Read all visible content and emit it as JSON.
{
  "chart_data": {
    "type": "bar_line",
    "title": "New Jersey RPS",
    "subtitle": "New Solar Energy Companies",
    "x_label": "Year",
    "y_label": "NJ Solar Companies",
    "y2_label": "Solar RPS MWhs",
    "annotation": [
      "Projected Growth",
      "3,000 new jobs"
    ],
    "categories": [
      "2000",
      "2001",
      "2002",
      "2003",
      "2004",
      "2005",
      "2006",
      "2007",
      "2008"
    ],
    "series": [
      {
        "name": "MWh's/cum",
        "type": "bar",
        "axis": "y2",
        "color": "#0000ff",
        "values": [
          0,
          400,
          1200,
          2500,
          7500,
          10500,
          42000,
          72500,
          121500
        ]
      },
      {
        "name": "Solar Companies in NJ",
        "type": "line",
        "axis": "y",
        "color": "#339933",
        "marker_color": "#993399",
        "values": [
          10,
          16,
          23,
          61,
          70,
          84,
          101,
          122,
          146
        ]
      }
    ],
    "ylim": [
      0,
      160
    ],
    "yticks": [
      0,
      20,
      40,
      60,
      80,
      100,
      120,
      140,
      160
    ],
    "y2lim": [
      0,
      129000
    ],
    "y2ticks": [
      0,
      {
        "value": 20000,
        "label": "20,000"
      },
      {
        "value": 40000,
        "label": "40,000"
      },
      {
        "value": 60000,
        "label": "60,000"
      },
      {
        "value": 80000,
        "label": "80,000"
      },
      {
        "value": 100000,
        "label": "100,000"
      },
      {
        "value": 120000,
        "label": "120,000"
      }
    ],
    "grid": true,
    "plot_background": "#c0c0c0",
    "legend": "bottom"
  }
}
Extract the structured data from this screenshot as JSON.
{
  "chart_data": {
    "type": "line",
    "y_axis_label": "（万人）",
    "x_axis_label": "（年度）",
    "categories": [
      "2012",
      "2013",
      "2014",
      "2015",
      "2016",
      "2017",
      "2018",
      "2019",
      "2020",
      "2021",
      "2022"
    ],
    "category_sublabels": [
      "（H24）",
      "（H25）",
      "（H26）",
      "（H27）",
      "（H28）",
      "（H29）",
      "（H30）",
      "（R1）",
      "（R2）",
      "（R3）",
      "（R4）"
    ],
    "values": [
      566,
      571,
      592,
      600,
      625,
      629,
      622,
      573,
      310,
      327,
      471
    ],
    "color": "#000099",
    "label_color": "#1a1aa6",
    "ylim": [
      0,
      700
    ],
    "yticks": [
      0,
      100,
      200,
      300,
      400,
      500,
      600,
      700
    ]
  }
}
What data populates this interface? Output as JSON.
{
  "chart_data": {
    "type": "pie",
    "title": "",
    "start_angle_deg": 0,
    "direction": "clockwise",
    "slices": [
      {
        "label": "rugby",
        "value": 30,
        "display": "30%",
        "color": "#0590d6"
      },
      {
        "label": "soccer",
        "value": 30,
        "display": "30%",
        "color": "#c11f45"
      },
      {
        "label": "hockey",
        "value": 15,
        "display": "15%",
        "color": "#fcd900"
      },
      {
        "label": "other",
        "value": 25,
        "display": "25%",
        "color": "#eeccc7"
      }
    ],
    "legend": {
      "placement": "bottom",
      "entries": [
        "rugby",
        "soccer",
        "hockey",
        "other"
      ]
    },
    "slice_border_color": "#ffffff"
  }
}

• _YOUR GOAL_
Go through the listing above and report how many of its lines contain the word "display", with only the number as output.

• _EXERCISE RESPONSE_
4